(Stored data entries)

##########

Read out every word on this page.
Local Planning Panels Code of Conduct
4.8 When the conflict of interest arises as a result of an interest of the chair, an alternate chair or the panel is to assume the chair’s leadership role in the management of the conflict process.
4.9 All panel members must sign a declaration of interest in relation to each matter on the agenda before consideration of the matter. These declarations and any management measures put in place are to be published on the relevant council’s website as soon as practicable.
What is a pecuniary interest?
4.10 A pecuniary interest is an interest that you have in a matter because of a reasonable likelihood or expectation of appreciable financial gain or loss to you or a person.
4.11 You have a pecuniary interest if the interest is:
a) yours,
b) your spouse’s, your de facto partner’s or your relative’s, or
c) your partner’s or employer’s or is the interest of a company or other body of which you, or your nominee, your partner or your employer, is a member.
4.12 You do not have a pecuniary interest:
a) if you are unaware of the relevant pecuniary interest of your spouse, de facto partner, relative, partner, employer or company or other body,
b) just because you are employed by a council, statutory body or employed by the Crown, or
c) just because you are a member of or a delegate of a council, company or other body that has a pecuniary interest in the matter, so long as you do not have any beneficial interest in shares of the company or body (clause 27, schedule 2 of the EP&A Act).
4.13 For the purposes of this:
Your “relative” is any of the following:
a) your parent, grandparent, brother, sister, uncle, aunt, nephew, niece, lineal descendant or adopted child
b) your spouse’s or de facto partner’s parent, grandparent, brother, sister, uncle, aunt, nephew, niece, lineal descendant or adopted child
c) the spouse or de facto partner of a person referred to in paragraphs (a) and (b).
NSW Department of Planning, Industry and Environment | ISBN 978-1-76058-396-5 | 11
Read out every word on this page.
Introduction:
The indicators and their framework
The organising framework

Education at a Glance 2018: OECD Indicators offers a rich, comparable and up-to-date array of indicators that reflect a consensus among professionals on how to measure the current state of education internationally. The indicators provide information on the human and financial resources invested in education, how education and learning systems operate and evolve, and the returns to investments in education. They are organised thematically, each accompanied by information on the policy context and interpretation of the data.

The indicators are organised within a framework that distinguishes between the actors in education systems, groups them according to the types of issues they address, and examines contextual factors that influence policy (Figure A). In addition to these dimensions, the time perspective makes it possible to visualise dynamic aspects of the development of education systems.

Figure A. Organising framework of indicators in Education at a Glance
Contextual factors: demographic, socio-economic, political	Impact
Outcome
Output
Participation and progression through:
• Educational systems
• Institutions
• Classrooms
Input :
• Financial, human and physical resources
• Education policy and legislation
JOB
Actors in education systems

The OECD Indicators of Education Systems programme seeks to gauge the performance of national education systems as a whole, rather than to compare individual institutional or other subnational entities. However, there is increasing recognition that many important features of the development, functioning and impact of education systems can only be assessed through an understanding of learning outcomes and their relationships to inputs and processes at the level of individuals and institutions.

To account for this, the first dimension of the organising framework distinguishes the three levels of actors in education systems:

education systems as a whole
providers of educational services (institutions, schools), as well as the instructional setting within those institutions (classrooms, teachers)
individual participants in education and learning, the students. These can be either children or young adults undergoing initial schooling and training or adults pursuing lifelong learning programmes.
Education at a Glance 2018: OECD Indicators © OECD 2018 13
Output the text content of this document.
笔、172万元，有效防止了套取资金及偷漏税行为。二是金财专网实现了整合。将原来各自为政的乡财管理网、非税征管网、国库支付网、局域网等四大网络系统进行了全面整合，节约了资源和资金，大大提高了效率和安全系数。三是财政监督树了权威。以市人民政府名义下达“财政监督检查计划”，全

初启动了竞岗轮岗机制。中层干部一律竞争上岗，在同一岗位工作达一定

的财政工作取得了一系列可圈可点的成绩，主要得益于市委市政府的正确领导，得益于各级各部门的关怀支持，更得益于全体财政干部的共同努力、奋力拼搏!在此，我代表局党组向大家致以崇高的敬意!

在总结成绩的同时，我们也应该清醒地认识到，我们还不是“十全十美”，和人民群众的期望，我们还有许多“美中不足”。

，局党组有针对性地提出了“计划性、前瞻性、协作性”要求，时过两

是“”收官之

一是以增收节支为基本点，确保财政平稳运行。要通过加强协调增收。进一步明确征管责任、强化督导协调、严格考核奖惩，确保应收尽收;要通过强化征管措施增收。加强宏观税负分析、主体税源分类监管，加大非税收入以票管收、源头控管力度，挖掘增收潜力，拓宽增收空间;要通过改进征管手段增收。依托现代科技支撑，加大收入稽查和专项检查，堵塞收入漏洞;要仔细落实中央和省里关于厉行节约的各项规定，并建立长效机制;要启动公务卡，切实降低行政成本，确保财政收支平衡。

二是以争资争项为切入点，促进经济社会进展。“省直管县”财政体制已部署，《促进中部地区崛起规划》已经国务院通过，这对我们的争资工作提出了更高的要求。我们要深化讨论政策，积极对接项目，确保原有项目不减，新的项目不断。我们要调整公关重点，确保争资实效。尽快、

##########

* TASK STATEMENT: In the listing above, find the line containing "Output the text content of this document.", then reproduce it and each line after it through the end, exactly and with nothing added.

* RESPONSE:
Output the text content of this document.
笔、172万元，有效防止了套取资金及偷漏税行为。二是金财专网实现了整合。将原来各自为政的乡财管理网、非税征管网、国库支付网、局域网等四大网络系统进行了全面整合，节约了资源和资金，大大提高了效率和安全系数。三是财政监督树了权威。以市人民政府名义下达“财政监督检查计划”，全

初启动了竞岗轮岗机制。中层干部一律竞争上岗，在同一岗位工作达一定

的财政工作取得了一系列可圈可点的成绩，主要得益于市委市政府的正确领导，得益于各级各部门的关怀支持，更得益于全体财政干部的共同努力、奋力拼搏!在此，我代表局党组向大家致以崇高的敬意!

在总结成绩的同时，我们也应该清醒地认识到，我们还不是“十全十美”，和人民群众的期望，我们还有许多“美中不足”。

，局党组有针对性地提出了“计划性、前瞻性、协作性”要求，时过两

是“”收官之

一是以增收节支为基本点，确保财政平稳运行。要通过加强协调增收。进一步明确征管责任、强化督导协调、严格考核奖惩，确保应收尽收;要通过强化征管措施增收。加强宏观税负分析、主体税源分类监管，加大非税收入以票管收、源头控管力度，挖掘增收潜力，拓宽增收空间;要通过改进征管手段增收。依托现代科技支撑，加大收入稽查和专项检查，堵塞收入漏洞;要仔细落实中央和省里关于厉行节约的各项规定，并建立长效机制;要启动公务卡，切实降低行政成本，确保财政收支平衡。

二是以争资争项为切入点，促进经济社会进展。“省直管县”财政体制已部署，《促进中部地区崛起规划》已经国务院通过，这对我们的争资工作提出了更高的要求。我们要深化讨论政策，积极对接项目，确保原有项目不减，新的项目不断。我们要调整公关重点，确保争资实效。尽快、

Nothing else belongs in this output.